Work instructions: Can you transcribe the listing below exactly, from its first line through the line containing "value-cell: 1.5 <box>85 602 109 623</box>", both included?

Data shown:
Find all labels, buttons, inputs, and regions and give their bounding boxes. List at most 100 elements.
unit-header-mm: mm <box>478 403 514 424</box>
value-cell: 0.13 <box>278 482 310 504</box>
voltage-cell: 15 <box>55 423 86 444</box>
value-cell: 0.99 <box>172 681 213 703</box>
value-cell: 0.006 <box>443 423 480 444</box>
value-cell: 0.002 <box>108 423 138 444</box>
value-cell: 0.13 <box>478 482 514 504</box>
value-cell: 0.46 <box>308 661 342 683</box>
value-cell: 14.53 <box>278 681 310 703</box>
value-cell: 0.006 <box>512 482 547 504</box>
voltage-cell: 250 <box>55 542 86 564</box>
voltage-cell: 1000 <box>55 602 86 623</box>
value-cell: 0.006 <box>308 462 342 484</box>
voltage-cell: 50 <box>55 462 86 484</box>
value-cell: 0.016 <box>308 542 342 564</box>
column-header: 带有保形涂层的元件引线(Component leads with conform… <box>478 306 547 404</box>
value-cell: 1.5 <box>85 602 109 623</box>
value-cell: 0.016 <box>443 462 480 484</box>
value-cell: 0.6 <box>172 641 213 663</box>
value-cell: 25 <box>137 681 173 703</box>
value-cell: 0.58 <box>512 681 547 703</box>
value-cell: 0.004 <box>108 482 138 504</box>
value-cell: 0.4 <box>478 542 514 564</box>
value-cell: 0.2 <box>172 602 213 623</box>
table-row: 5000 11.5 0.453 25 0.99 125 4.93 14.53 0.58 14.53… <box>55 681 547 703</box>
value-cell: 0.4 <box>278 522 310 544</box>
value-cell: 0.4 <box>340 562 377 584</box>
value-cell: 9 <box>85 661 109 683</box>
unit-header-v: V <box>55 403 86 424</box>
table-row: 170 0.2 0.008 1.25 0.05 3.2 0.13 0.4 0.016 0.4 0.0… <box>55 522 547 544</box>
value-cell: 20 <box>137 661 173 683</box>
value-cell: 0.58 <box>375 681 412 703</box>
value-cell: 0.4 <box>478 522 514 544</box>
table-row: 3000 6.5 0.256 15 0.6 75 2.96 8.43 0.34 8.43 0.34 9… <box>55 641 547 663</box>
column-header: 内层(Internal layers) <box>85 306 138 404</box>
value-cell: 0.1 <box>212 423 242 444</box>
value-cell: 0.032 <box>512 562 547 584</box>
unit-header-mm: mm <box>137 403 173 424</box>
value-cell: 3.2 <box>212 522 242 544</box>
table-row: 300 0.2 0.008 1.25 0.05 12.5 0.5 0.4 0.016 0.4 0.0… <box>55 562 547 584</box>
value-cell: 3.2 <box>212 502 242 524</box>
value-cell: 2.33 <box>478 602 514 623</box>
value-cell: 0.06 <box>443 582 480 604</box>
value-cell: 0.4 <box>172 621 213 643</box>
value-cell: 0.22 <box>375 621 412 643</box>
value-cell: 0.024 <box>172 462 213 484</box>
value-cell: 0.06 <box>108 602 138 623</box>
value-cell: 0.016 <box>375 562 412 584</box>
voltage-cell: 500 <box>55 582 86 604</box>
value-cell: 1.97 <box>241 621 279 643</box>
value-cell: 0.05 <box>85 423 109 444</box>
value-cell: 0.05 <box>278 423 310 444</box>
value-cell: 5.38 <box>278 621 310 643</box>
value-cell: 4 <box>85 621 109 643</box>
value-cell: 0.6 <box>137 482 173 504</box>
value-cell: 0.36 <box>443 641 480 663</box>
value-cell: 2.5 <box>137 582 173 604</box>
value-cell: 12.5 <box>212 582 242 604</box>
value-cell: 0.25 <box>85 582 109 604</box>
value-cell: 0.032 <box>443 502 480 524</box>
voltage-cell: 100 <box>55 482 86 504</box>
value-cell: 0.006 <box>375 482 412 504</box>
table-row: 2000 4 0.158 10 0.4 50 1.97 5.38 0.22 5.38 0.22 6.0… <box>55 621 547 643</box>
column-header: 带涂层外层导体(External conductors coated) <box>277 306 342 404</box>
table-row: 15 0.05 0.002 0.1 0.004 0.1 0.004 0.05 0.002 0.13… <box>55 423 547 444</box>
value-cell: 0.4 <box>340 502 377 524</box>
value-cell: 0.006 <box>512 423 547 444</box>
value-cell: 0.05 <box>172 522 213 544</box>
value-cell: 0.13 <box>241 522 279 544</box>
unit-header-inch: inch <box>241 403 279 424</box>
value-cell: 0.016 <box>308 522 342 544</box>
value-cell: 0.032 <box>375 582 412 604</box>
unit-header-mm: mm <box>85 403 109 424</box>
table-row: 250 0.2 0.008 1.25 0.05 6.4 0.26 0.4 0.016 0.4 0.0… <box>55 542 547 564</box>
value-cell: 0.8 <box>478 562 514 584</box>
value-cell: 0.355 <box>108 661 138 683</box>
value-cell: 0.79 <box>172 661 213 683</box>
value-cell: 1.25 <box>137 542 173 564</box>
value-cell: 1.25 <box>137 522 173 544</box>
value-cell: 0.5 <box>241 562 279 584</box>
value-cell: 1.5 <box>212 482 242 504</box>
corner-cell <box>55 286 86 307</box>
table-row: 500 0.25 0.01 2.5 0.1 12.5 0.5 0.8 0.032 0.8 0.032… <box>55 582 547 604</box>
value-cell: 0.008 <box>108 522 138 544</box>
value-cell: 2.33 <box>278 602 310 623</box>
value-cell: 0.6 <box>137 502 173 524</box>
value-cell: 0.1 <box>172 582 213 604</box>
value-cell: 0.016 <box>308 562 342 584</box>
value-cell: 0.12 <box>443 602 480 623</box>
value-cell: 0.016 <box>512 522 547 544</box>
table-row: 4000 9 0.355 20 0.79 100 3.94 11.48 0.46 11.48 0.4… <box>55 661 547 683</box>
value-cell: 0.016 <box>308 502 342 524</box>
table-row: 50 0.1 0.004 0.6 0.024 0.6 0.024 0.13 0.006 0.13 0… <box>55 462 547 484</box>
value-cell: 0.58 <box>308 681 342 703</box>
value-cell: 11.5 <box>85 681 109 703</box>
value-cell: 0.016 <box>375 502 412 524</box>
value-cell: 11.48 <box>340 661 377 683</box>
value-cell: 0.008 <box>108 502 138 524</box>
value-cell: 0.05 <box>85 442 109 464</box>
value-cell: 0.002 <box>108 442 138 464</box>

Full solution:
Find all labels, buttons, inputs, and regions and give their bounding boxes. List at most 100 elements.
unit-header-mm: mm <box>478 403 514 424</box>
value-cell: 0.13 <box>278 482 310 504</box>
voltage-cell: 15 <box>55 423 86 444</box>
value-cell: 0.99 <box>172 681 213 703</box>
value-cell: 0.006 <box>443 423 480 444</box>
value-cell: 0.002 <box>108 423 138 444</box>
value-cell: 0.13 <box>478 482 514 504</box>
value-cell: 0.46 <box>308 661 342 683</box>
value-cell: 14.53 <box>278 681 310 703</box>
value-cell: 0.006 <box>512 482 547 504</box>
voltage-cell: 250 <box>55 542 86 564</box>
voltage-cell: 1000 <box>55 602 86 623</box>
value-cell: 0.006 <box>308 462 342 484</box>
voltage-cell: 50 <box>55 462 86 484</box>
value-cell: 0.016 <box>308 542 342 564</box>
column-header: 带有保形涂层的元件引线(Component leads with conform… <box>478 306 547 404</box>
value-cell: 1.5 <box>85 602 109 623</box>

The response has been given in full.